begin Records for this task

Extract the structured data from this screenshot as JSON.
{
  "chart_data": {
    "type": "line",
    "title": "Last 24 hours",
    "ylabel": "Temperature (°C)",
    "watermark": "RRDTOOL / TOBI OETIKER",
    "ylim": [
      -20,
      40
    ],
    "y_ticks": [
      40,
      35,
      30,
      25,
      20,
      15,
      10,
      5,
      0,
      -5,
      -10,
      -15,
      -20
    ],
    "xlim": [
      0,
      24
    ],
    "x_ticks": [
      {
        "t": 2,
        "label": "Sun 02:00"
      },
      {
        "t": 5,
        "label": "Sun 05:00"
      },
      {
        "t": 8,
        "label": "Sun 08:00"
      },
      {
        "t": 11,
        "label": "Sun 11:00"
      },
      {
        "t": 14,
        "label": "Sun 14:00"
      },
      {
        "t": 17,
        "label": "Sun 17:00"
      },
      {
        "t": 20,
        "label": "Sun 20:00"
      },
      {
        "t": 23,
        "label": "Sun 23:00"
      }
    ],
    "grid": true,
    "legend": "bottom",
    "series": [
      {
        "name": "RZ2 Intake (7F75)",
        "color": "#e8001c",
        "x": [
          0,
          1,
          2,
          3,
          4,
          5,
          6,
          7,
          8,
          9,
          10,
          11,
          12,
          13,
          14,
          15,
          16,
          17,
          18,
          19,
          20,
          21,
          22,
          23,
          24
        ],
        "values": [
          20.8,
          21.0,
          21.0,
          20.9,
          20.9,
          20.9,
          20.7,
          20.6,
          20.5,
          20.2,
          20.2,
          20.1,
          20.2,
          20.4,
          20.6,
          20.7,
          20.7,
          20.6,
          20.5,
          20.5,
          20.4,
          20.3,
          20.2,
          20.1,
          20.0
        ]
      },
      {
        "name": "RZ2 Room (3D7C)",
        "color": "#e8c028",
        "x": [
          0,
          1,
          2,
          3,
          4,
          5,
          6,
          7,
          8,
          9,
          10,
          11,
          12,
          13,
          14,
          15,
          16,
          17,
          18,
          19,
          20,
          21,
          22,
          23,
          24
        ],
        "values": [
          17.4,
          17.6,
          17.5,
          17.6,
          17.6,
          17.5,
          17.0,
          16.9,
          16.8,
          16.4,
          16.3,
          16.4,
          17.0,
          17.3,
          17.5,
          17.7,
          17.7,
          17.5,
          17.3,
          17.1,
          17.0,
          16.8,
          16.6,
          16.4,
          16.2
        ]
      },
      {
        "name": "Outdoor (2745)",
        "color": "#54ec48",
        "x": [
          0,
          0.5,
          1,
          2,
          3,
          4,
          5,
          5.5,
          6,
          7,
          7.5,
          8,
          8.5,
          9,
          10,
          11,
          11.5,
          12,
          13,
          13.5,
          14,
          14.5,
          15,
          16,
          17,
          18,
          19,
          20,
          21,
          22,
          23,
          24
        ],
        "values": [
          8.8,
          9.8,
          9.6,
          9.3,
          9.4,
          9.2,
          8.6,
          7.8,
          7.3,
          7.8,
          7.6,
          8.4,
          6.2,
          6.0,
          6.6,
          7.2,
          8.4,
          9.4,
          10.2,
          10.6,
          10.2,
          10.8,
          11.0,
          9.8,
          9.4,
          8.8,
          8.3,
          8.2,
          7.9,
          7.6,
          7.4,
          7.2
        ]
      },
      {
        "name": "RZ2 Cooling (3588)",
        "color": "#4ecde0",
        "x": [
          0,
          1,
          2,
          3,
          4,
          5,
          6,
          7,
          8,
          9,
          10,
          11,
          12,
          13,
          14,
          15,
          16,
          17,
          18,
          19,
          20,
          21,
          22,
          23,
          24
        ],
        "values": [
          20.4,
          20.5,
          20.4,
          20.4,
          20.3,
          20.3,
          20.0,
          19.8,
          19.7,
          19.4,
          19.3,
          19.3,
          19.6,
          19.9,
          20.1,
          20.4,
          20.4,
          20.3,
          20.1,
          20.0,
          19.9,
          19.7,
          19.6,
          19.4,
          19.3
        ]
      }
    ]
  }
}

end Records for this task

Set problem:
How many lines in the records above contain the word "name"? Reply with the number alone.

Response to the exercise:
4